RECORD EXTRACTS ::
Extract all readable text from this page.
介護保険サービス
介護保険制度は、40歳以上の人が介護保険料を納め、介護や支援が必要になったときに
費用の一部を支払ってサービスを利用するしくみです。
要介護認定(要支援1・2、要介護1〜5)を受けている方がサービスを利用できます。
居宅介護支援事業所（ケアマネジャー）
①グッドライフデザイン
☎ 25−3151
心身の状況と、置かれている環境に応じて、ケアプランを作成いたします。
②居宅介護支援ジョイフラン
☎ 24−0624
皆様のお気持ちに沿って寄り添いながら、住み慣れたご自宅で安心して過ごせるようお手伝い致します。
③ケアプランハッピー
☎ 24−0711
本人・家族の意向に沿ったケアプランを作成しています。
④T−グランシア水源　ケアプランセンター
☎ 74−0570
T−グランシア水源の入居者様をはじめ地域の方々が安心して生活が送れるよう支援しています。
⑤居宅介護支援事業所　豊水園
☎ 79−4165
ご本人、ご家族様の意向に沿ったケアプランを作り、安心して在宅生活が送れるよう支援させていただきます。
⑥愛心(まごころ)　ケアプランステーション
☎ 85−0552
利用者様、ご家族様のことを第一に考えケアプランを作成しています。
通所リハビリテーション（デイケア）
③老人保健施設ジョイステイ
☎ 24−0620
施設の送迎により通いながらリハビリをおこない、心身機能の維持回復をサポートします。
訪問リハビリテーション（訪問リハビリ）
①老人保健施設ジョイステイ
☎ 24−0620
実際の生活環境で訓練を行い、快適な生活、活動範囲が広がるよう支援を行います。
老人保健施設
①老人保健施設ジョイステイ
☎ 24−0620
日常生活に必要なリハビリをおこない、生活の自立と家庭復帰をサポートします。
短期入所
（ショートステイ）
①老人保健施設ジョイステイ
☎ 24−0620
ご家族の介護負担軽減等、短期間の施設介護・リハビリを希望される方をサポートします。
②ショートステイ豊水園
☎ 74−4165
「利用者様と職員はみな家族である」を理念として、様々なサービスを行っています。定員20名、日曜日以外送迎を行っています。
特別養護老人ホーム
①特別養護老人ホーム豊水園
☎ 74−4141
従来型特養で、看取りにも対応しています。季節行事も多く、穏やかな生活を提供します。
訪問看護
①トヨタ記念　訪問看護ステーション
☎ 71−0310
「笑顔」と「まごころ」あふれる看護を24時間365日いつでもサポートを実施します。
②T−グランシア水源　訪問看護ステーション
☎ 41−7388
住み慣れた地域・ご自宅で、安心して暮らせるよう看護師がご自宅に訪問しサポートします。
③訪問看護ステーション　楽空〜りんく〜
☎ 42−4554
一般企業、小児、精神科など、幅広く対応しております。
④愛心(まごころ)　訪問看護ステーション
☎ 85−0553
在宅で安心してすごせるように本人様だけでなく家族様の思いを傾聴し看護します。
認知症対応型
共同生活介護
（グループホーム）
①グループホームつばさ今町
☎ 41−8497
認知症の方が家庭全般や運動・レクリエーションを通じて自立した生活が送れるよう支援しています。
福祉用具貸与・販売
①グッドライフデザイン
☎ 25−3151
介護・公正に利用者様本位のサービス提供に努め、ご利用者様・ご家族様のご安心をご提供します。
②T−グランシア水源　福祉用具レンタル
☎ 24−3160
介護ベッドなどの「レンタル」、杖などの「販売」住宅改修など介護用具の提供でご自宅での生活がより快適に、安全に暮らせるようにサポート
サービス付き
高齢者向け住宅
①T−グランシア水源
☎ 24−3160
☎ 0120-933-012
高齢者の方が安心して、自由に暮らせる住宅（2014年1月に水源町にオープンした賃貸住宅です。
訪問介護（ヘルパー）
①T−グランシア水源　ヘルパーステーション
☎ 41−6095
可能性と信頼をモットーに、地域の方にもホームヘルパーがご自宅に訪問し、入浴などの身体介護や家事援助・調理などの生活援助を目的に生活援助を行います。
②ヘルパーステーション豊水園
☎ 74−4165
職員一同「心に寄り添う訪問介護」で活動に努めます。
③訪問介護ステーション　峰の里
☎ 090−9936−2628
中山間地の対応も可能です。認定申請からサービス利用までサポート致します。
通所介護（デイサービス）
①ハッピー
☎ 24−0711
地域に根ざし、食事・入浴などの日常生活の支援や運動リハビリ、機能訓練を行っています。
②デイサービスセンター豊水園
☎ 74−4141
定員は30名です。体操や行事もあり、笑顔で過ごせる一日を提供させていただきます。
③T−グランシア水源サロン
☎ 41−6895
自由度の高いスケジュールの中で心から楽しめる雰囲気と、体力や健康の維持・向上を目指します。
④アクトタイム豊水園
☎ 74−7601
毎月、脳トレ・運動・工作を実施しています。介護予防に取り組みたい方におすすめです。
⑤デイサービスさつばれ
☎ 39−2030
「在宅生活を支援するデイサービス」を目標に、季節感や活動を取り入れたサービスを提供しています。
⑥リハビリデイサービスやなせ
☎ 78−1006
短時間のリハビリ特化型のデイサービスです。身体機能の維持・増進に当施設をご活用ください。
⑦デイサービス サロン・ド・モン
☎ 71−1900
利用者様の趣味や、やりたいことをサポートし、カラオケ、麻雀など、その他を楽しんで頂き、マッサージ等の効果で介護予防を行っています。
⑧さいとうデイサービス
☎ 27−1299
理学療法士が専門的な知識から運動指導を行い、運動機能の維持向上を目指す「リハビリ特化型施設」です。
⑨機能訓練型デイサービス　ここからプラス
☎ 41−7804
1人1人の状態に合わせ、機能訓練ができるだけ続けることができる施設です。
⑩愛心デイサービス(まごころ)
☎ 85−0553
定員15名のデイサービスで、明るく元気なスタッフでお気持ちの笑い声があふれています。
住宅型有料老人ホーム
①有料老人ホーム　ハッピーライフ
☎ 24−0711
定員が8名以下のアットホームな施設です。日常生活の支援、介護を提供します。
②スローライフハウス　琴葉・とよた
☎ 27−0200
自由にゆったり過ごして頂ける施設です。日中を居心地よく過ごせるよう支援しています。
...
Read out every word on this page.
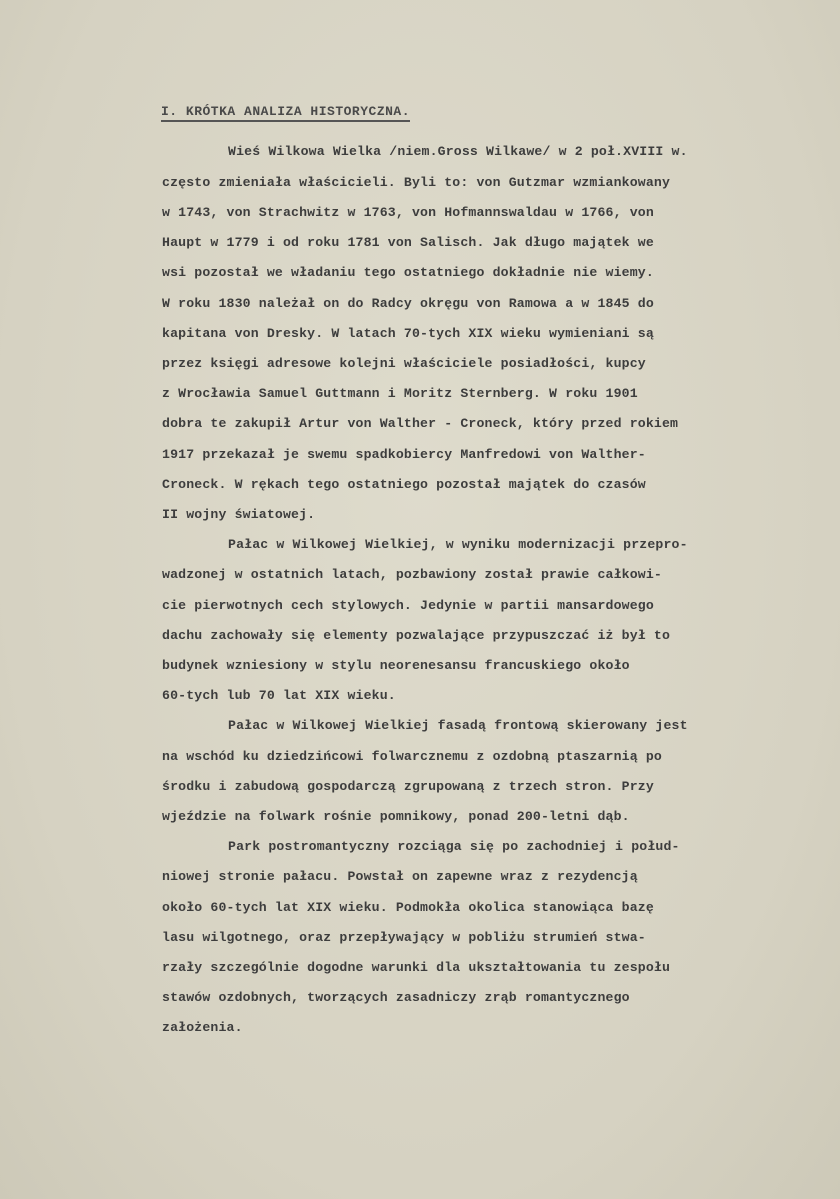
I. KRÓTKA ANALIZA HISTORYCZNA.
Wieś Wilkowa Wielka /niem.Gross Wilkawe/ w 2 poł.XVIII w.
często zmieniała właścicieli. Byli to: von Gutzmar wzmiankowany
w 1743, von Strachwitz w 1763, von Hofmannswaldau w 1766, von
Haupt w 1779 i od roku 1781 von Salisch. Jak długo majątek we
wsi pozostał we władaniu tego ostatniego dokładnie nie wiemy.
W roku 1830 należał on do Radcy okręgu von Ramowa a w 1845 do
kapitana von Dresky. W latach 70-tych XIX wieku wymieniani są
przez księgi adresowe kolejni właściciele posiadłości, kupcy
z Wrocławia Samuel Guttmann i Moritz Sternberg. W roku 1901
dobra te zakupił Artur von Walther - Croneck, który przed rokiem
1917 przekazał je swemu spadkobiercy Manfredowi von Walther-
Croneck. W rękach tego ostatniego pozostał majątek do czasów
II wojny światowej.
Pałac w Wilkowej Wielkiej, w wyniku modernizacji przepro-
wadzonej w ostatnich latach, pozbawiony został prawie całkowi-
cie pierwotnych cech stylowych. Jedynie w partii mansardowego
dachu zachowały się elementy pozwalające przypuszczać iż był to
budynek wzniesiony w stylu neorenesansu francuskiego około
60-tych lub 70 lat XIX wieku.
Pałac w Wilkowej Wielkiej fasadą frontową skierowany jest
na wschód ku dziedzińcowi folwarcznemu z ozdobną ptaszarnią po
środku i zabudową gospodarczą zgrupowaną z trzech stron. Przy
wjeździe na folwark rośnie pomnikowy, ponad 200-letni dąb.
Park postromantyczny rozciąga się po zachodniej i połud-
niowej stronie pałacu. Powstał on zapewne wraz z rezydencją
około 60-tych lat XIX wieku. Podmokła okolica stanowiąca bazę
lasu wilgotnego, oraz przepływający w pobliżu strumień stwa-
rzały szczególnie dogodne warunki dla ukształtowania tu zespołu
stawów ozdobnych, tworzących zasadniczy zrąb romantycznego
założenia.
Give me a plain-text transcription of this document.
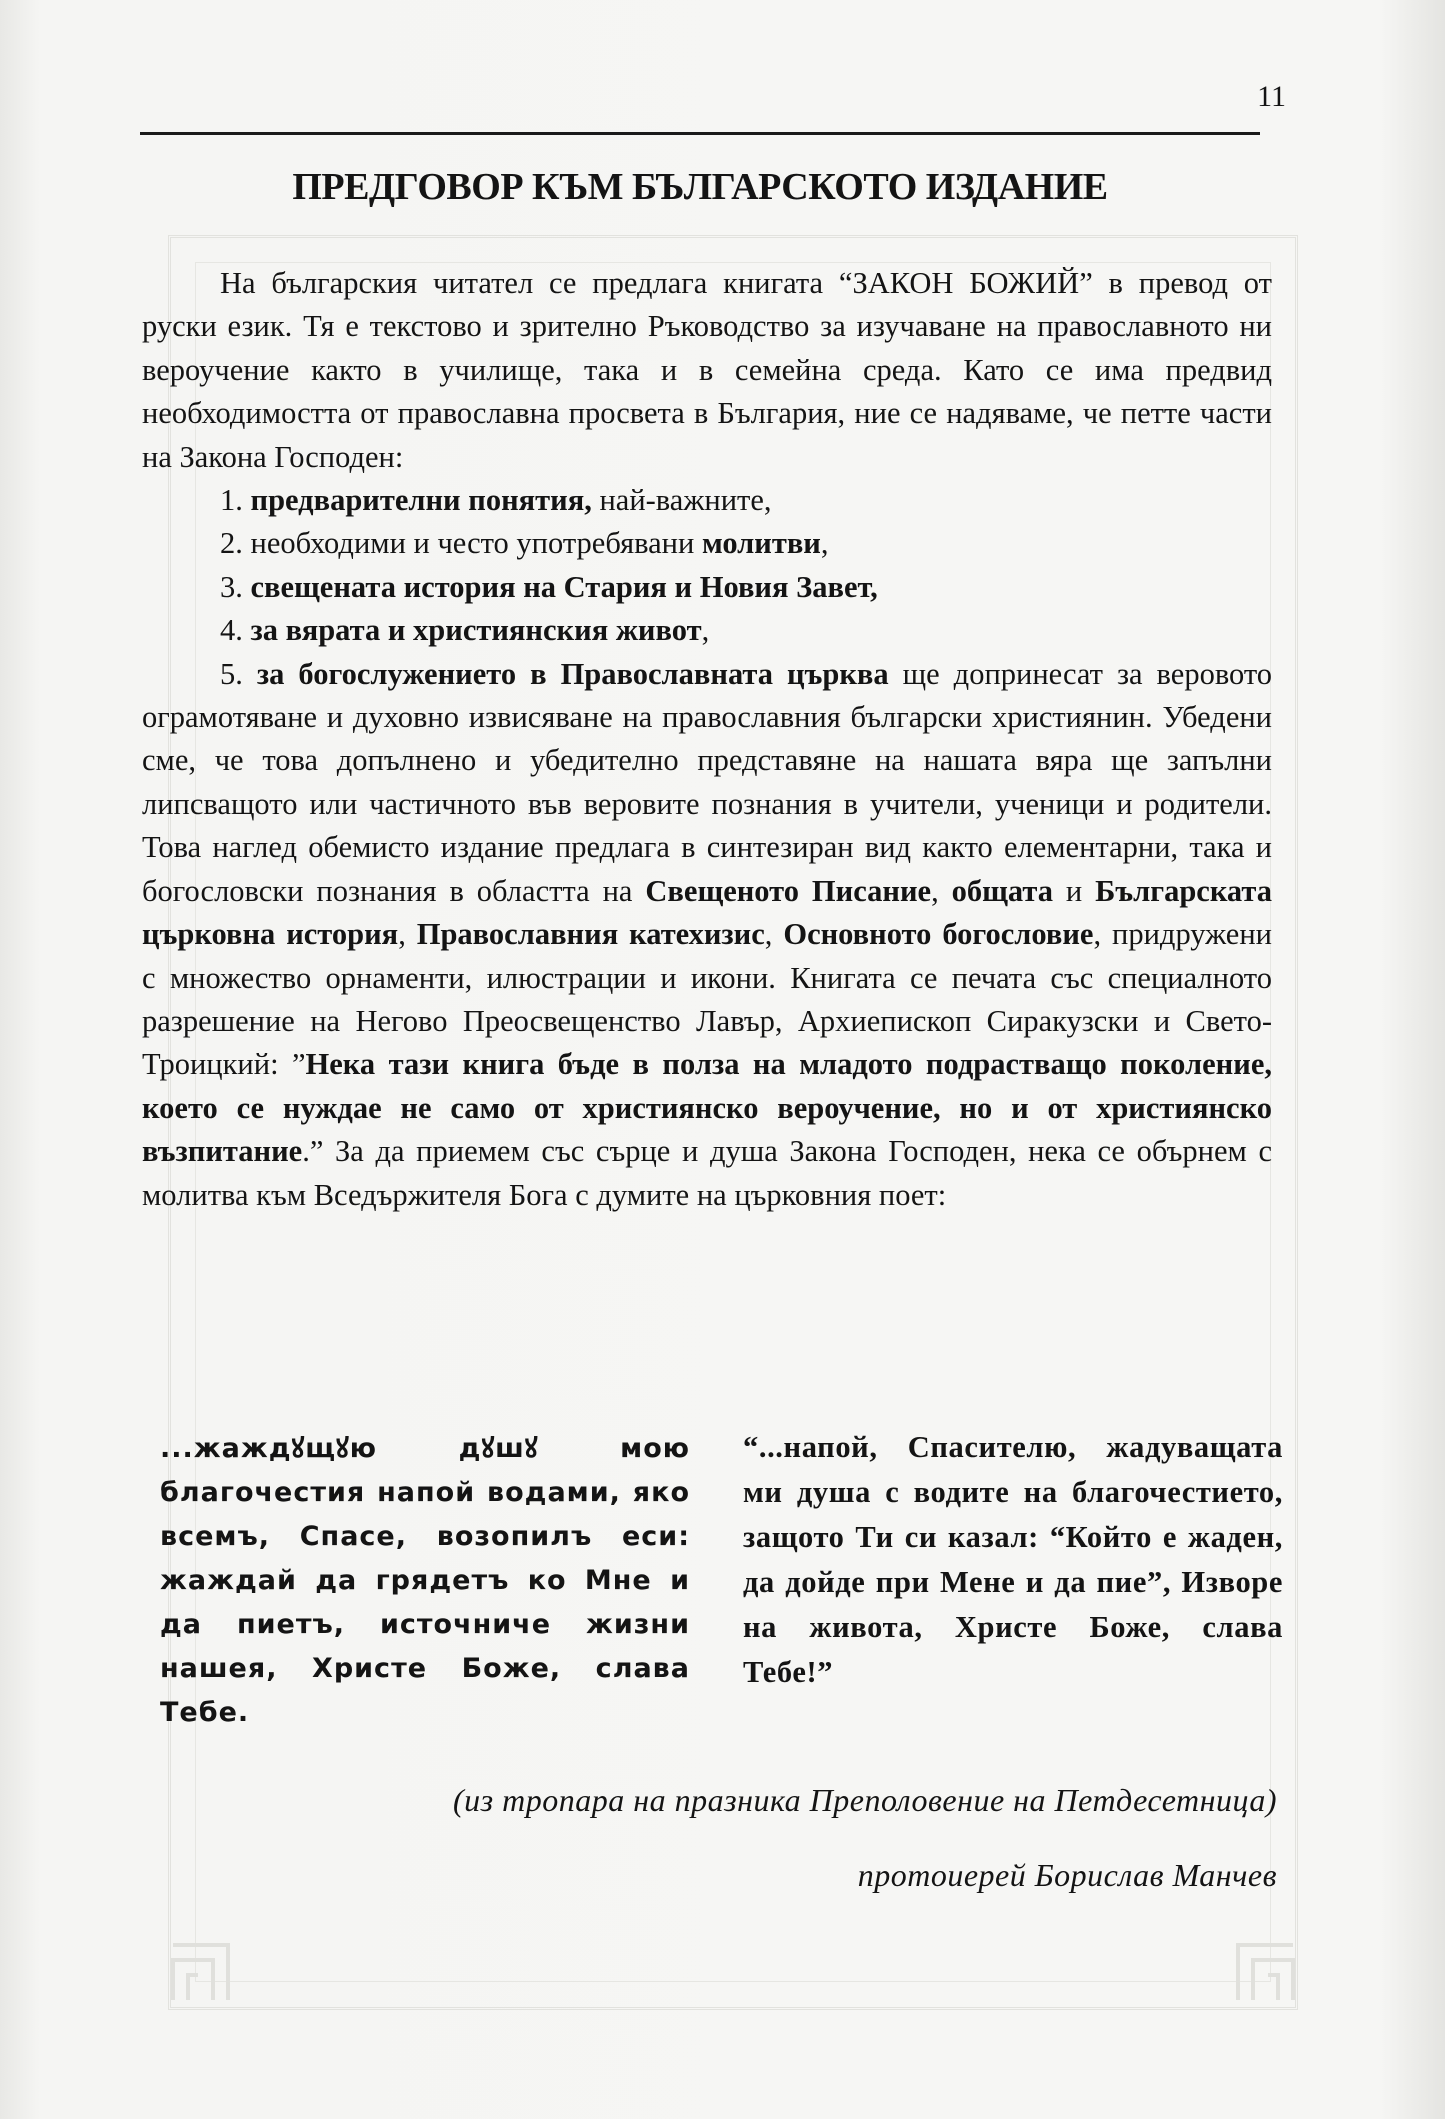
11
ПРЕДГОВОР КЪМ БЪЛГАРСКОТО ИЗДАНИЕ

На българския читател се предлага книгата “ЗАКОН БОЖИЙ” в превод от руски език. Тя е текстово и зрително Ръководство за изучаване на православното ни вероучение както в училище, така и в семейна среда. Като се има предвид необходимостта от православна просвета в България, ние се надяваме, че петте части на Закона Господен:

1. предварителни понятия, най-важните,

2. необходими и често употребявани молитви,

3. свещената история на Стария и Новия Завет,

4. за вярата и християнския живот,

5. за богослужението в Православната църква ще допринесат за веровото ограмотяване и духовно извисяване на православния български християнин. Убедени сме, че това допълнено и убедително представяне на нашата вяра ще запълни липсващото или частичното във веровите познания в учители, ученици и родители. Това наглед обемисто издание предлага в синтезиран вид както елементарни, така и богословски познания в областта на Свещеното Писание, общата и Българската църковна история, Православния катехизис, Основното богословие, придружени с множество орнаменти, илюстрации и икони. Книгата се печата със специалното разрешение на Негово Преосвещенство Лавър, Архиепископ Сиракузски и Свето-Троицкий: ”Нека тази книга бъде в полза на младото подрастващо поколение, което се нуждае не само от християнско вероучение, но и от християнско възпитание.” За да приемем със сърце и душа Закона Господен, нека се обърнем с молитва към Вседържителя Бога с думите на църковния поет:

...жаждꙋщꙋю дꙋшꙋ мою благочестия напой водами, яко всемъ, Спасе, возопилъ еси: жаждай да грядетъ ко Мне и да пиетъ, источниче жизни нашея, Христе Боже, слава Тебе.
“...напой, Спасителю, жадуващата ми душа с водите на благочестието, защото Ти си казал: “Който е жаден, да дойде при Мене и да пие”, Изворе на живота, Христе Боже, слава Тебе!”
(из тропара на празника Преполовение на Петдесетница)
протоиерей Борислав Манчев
* * *
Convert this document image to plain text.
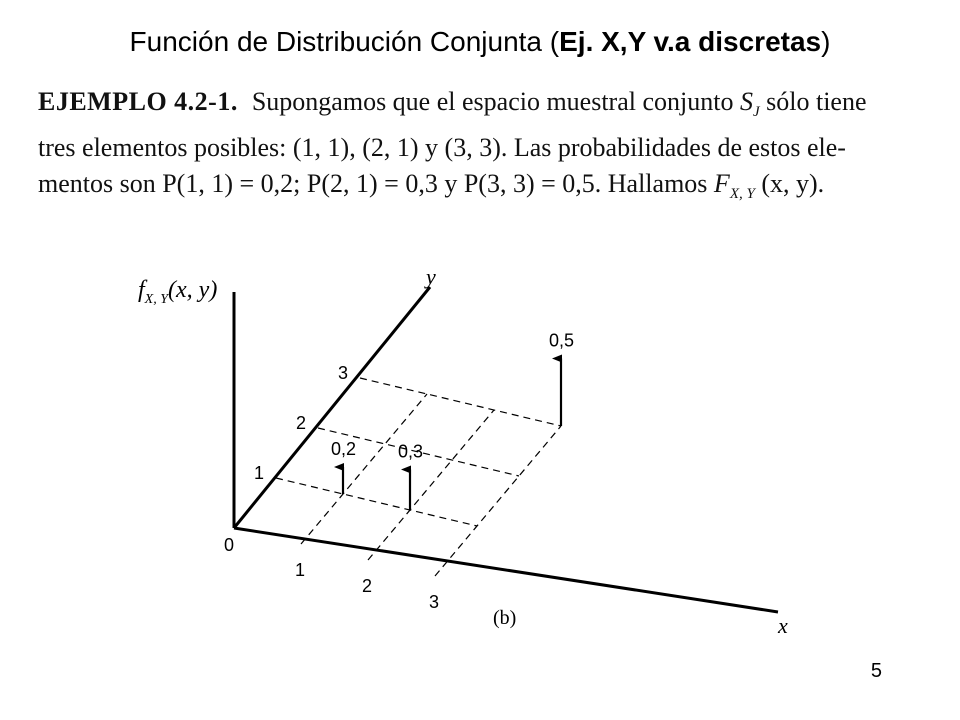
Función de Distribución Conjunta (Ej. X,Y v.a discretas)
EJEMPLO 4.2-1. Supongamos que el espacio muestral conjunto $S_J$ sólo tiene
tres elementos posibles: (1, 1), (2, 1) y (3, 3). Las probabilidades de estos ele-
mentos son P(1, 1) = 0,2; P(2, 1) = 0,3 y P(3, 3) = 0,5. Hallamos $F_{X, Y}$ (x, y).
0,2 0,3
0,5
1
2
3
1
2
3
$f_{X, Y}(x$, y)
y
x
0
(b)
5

REQUIRED TASK :: Using the entries above, return each line that includes the word "tego".

TASK RESPONSE ::
wsi pozostał we władaniu tego ostatniego dokładnie nie wiemy.
Croneck. W rękach tego ostatniego pozostał majątek do czasów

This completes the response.